Records from a collection
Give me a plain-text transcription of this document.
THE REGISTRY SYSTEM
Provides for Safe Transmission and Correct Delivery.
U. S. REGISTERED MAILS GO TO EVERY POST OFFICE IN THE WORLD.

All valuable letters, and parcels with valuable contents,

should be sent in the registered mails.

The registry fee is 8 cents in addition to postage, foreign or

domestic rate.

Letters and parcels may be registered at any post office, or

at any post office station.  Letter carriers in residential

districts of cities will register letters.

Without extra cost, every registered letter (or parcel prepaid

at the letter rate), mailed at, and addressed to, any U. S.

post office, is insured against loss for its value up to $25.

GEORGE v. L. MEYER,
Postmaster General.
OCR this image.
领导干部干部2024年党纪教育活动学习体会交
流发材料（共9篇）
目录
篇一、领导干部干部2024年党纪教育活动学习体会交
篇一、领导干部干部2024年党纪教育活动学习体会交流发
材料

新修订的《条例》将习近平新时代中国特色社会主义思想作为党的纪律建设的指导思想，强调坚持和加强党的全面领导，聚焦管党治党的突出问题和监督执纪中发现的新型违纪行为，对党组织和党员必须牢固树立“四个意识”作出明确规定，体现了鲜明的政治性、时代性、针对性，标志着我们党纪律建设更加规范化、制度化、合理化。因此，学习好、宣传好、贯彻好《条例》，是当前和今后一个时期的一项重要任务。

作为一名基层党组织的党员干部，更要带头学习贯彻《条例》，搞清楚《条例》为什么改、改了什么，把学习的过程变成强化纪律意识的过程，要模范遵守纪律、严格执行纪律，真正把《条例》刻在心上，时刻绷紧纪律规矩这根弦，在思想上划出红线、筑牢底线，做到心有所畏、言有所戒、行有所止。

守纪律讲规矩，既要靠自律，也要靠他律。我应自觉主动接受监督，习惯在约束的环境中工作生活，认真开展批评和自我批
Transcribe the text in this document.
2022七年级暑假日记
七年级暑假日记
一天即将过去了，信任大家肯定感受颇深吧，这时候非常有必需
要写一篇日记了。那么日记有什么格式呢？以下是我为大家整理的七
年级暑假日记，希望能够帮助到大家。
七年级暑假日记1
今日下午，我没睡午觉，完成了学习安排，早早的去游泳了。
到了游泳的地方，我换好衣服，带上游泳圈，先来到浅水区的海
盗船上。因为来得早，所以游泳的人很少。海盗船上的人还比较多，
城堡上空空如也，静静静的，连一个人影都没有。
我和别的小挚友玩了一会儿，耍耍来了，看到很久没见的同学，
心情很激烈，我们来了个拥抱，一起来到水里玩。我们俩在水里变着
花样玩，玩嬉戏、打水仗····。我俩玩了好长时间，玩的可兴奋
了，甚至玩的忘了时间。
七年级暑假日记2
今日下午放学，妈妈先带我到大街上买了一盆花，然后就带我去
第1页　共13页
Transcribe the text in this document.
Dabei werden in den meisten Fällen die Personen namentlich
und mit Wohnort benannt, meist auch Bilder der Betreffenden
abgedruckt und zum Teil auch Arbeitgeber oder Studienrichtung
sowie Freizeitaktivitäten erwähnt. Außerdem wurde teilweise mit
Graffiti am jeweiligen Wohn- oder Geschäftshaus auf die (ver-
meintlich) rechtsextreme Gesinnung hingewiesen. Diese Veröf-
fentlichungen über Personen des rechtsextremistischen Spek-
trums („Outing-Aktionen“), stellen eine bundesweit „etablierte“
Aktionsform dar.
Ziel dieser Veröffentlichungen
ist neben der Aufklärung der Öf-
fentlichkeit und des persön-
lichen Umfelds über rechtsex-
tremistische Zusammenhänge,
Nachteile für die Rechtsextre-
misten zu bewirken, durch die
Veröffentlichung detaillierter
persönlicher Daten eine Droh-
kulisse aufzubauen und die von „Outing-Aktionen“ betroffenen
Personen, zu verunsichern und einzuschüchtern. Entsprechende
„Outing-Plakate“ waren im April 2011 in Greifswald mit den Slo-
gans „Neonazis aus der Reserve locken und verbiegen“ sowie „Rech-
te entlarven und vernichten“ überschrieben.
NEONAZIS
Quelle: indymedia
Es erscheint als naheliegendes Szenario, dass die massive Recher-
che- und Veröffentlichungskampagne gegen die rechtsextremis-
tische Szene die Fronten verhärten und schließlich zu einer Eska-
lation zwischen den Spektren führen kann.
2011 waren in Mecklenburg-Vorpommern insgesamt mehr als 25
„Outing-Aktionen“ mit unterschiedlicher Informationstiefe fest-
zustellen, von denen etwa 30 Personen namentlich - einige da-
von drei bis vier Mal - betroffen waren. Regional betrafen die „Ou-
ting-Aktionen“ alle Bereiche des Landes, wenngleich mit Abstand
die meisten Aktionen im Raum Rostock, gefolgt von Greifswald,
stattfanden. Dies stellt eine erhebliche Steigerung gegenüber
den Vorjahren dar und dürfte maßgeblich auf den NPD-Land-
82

Description of the task: Select all lines with the word "waren" from the entries above.

Reply to the exercise:
„Outing-Plakate“ waren im April 2011 in Greifswald mit den Slo-
2011 waren in Mecklenburg-Vorpommern insgesamt mehr als 25
von drei bis vier Mal - betroffen waren. Regional betrafen die „Ou-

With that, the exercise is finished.